** begin **
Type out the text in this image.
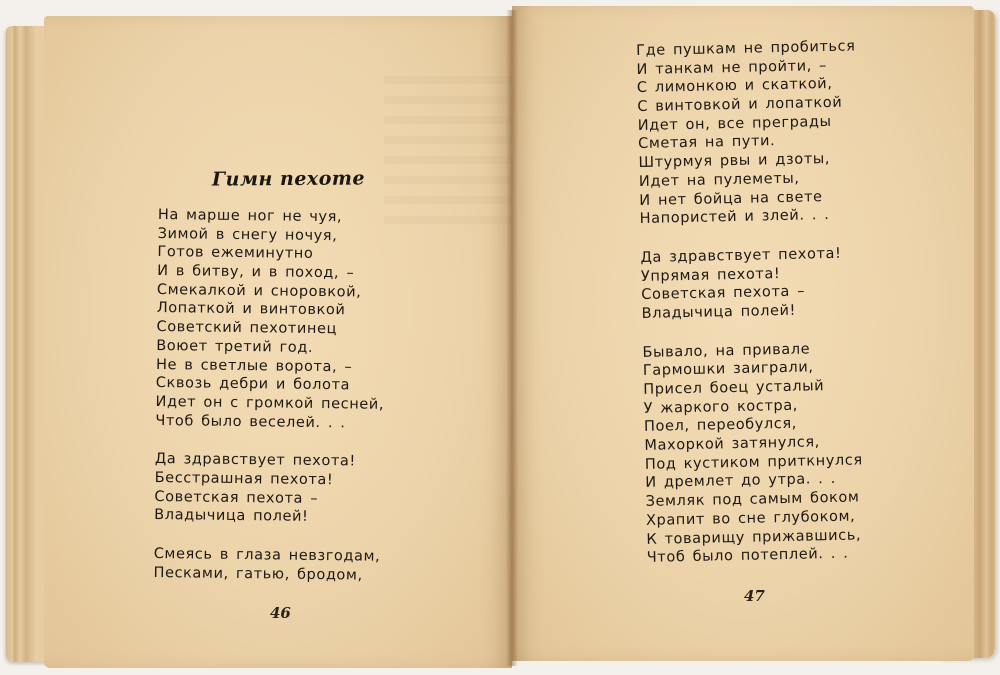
Гимн пехоте
На марше ног не чуя,
Зимой в снегу ночуя,
Готов ежеминутно
И в битву, и в поход, –
Смекалкой и сноровкой,
Лопаткой и винтовкой
Советский пехотинец
Воюет третий год.
Не в светлые ворота, –
Сквозь дебри и болота
Идет он с громкой песней,
Чтоб было веселей. . .
Да здравствует пехота!
Бесстрашная пехота!
Советская пехота –
Владычица полей!
Смеясь в глаза невзгодам,
Песками, гатью, бродом,
Где пушкам не пробиться
И танкам не пройти, –
С лимонкою и скаткой,
С винтовкой и лопаткой
Идет он, все преграды
Сметая на пути.
Штурмуя рвы и дзоты,
Идет на пулеметы,
И нет бойца на свете
Напористей и злей. . .
Да здравствует пехота!
Упрямая пехота!
Советская пехота –
Владычица полей!
Бывало, на привале
Гармошки заиграли,
Присел боец усталый
У жаркого костра,
Поел, переобулся,
Махоркой затянулся,
Под кустиком приткнулся
И дремлет до утра. . .
Земляк под самым боком
Храпит во сне глубоком,
К товарищу прижавшись,
Чтоб было потеплей. . .
46
47
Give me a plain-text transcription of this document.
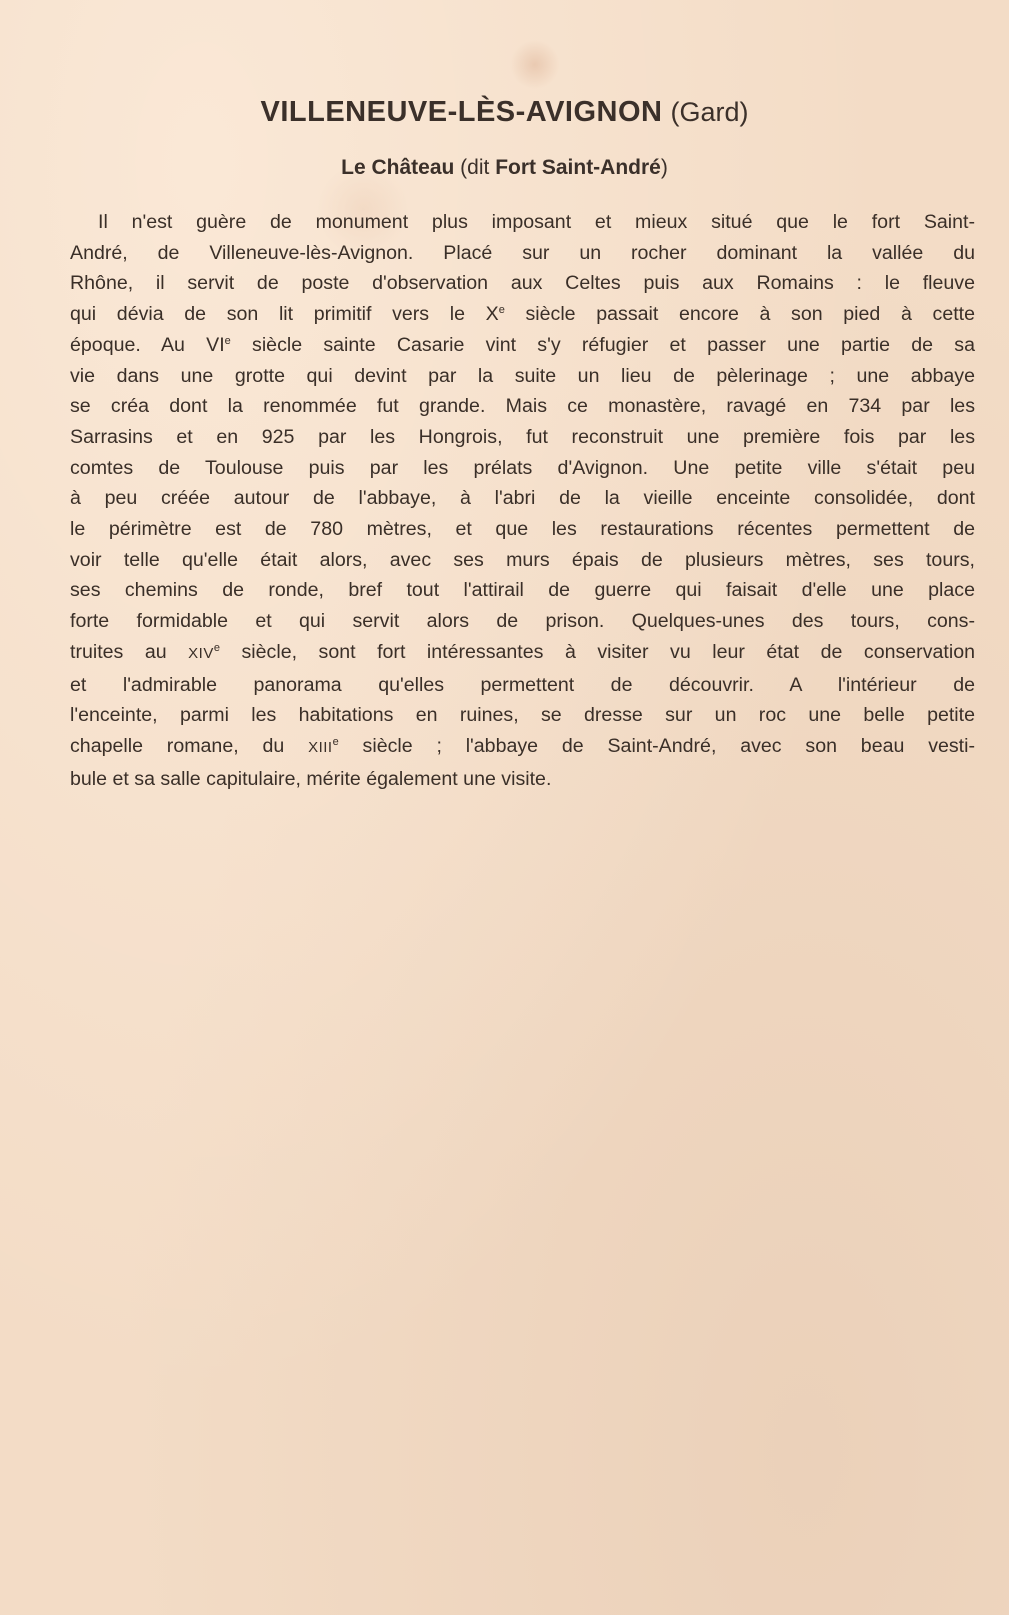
VILLENEUVE-LÈS-AVIGNON (Gard)
Le Château (dit Fort Saint-André)
Il n'est guère de monument plus imposant et mieux situé que le fort Saint-
André, de Villeneuve-lès-Avignon. Placé sur un rocher dominant la vallée du
Rhône, il servit de poste d'observation aux Celtes puis aux Romains : le fleuve
qui dévia de son lit primitif vers le Xe siècle passait encore à son pied à cette
époque. Au VIe siècle sainte Casarie vint s'y réfugier et passer une partie de sa
vie dans une grotte qui devint par la suite un lieu de pèlerinage ; une abbaye
se créa dont la renommée fut grande. Mais ce monastère, ravagé en 734 par les
Sarrasins et en 925 par les Hongrois, fut reconstruit une première fois par les
comtes de Toulouse puis par les prélats d'Avignon. Une petite ville s'était peu
à peu créée autour de l'abbaye, à l'abri de la vieille enceinte consolidée, dont
le périmètre est de 780 mètres, et que les restaurations récentes permettent de
voir telle qu'elle était alors, avec ses murs épais de plusieurs mètres, ses tours,
ses chemins de ronde, bref tout l'attirail de guerre qui faisait d'elle une place
forte formidable et qui servit alors de prison. Quelques-unes des tours, cons-
truites au XIVe siècle, sont fort intéressantes à visiter vu leur état de conservation
et l'admirable panorama qu'elles permettent de découvrir. A l'intérieur de
l'enceinte, parmi les habitations en ruines, se dresse sur un roc une belle petite
chapelle romane, du XIIIe siècle ; l'abbaye de Saint-André, avec son beau vesti-
bule et sa salle capitulaire, mérite également une visite.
** end **
§ **Task objective**:
Transcribe all entries above exactly. Drop the pictures.

§ **Task result**:
Type out the text in this image.
Гимн пехоте
На марше ног не чуя,
Зимой в снегу ночуя,
Готов ежеминутно
И в битву, и в поход, –
Смекалкой и сноровкой,
Лопаткой и винтовкой
Советский пехотинец
Воюет третий год.
Не в светлые ворота, –
Сквозь дебри и болота
Идет он с громкой песней,
Чтоб было веселей. . .
Да здравствует пехота!
Бесстрашная пехота!
Советская пехота –
Владычица полей!
Смеясь в глаза невзгодам,
Песками, гатью, бродом,
Где пушкам не пробиться
И танкам не пройти, –
С лимонкою и скаткой,
С винтовкой и лопаткой
Идет он, все преграды
Сметая на пути.
Штурмуя рвы и дзоты,
Идет на пулеметы,
И нет бойца на свете
Напористей и злей. . .
Да здравствует пехота!
Упрямая пехота!
Советская пехота –
Владычица полей!
Бывало, на привале
Гармошки заиграли,
Присел боец усталый
У жаркого костра,
Поел, переобулся,
Махоркой затянулся,
Под кустиком приткнулся
И дремлет до утра. . .
Земляк под самым боком
Храпит во сне глубоком,
К товарищу прижавшись,
Чтоб было потеплей. . .
46
47
Give me a plain-text transcription of this document.
VILLENEUVE-LÈS-AVIGNON (Gard)
Le Château (dit Fort Saint-André)
Il n'est guère de monument plus imposant et mieux situé que le fort Saint-
André, de Villeneuve-lès-Avignon. Placé sur un rocher dominant la vallée du
Rhône, il servit de poste d'observation aux Celtes puis aux Romains : le fleuve
qui dévia de son lit primitif vers le Xe siècle passait encore à son pied à cette
époque. Au VIe siècle sainte Casarie vint s'y réfugier et passer une partie de sa
vie dans une grotte qui devint par la suite un lieu de pèlerinage ; une abbaye
se créa dont la renommée fut grande. Mais ce monastère, ravagé en 734 par les
Sarrasins et en 925 par les Hongrois, fut reconstruit une première fois par les
comtes de Toulouse puis par les prélats d'Avignon. Une petite ville s'était peu
à peu créée autour de l'abbaye, à l'abri de la vieille enceinte consolidée, dont
le périmètre est de 780 mètres, et que les restaurations récentes permettent de
voir telle qu'elle était alors, avec ses murs épais de plusieurs mètres, ses tours,
ses chemins de ronde, bref tout l'attirail de guerre qui faisait d'elle une place
forte formidable et qui servit alors de prison. Quelques-unes des tours, cons-
truites au XIVe siècle, sont fort intéressantes à visiter vu leur état de conservation
et l'admirable panorama qu'elles permettent de découvrir. A l'intérieur de
l'enceinte, parmi les habitations en ruines, se dresse sur un roc une belle petite
chapelle romane, du XIIIe siècle ; l'abbaye de Saint-André, avec son beau vesti-
bule et sa salle capitulaire, mérite également une visite.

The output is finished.